═══ Given records
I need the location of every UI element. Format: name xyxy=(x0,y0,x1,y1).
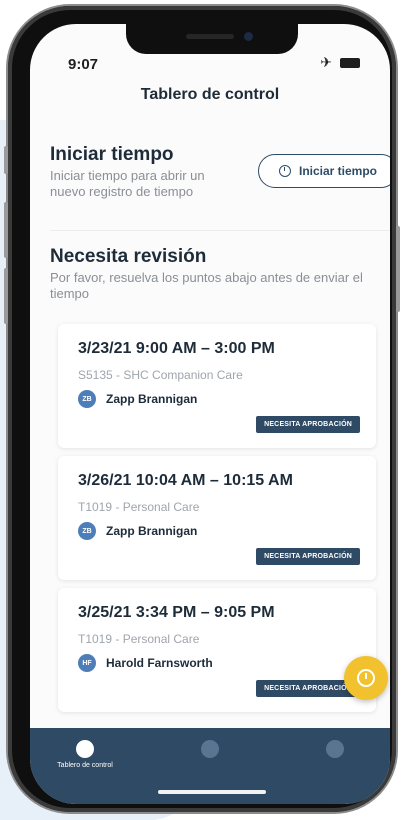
user-name: Zapp Brannigan xyxy=(106,392,198,406)
airplane-icon: ✈ xyxy=(320,54,332,70)
review-description: Por favor, resuelva los puntos abajo ant… xyxy=(50,270,363,301)
avatar: ZB xyxy=(78,522,96,540)
home-indicator xyxy=(158,790,266,794)
start-time-button-label: Iniciar tiempo xyxy=(298,164,378,178)
app-screen: 9:07 ✈ Tablero de control Iniciar tiempo… xyxy=(30,24,390,804)
review-card[interactable]: 3/25/21 3:34 PM – 9:05 PM T1019 - Person… xyxy=(58,588,376,712)
card-time: 3/23/21 9:00 AM – 3:00 PM xyxy=(78,340,275,357)
tab-dashboard[interactable]: Tablero de control xyxy=(40,740,130,769)
phone-frame: 9:07 ✈ Tablero de control Iniciar tiempo… xyxy=(4,6,400,812)
status-badge: NECESITA APROBACIÓN xyxy=(256,548,360,565)
mute-switch xyxy=(4,146,8,174)
card-time: 3/26/21 10:04 AM – 10:15 AM xyxy=(78,472,293,489)
volume-down-button xyxy=(4,268,8,324)
card-service: T1019 - Personal Care xyxy=(78,632,200,646)
tab-time[interactable] xyxy=(165,740,255,762)
volume-up-button xyxy=(4,202,8,258)
start-time-description: Iniciar tiempo para abrir un nuevo regis… xyxy=(50,168,205,199)
card-user: ZB Zapp Brannigan xyxy=(78,522,197,540)
card-service: S5135 - SHC Companion Care xyxy=(78,368,243,382)
review-title: Necesita revisión xyxy=(50,246,207,267)
card-user: HF Harold Farnsworth xyxy=(78,654,213,672)
avatar: HF xyxy=(78,654,96,672)
bottom-tab-bar: Tablero de control xyxy=(30,728,390,804)
divider xyxy=(50,230,390,231)
status-icons: ✈ xyxy=(320,54,360,71)
card-user: ZB Zapp Brannigan xyxy=(78,390,197,408)
start-time-button[interactable]: Iniciar tiempo xyxy=(258,154,390,188)
power-button xyxy=(396,226,400,312)
review-card[interactable]: 3/26/21 10:04 AM – 10:15 AM T1019 - Pers… xyxy=(58,456,376,580)
user-name: Harold Farnsworth xyxy=(106,656,213,670)
clock-icon xyxy=(357,669,375,687)
user-name: Zapp Brannigan xyxy=(106,524,198,538)
status-time: 9:07 xyxy=(68,56,99,73)
review-card[interactable]: 3/23/21 9:00 AM – 3:00 PM S5135 - SHC Co… xyxy=(58,324,376,448)
clock-icon xyxy=(201,740,219,758)
page-title: Tablero de control xyxy=(140,86,280,103)
camera xyxy=(244,32,253,41)
avatar: ZB xyxy=(78,390,96,408)
dashboard-icon xyxy=(76,740,94,758)
battery-icon xyxy=(340,57,360,68)
status-badge: NECESITA APROBACIÓN xyxy=(256,416,360,433)
tab-dashboard-label: Tablero de control xyxy=(57,762,113,769)
account-icon xyxy=(326,740,344,758)
card-time: 3/25/21 3:34 PM – 9:05 PM xyxy=(78,604,275,621)
start-timer-fab[interactable] xyxy=(344,656,388,700)
card-service: T1019 - Personal Care xyxy=(78,500,200,514)
clock-icon xyxy=(278,165,291,177)
notch xyxy=(126,24,298,54)
tab-account[interactable] xyxy=(290,740,380,762)
speaker xyxy=(186,34,234,39)
review-section: Necesita revisión Por favor, resuelva lo… xyxy=(50,246,370,302)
══════
→ **Aim of the task**: Pull out every line of the records that contains the string "Care" and list those lines.

→ **Completed exercise**:
card-service: T1019 - Personal Care xyxy=(78,632,200,646)
card-service: S5135 - SHC Companion Care xyxy=(78,368,243,382)
card-service: T1019 - Personal Care xyxy=(78,500,200,514)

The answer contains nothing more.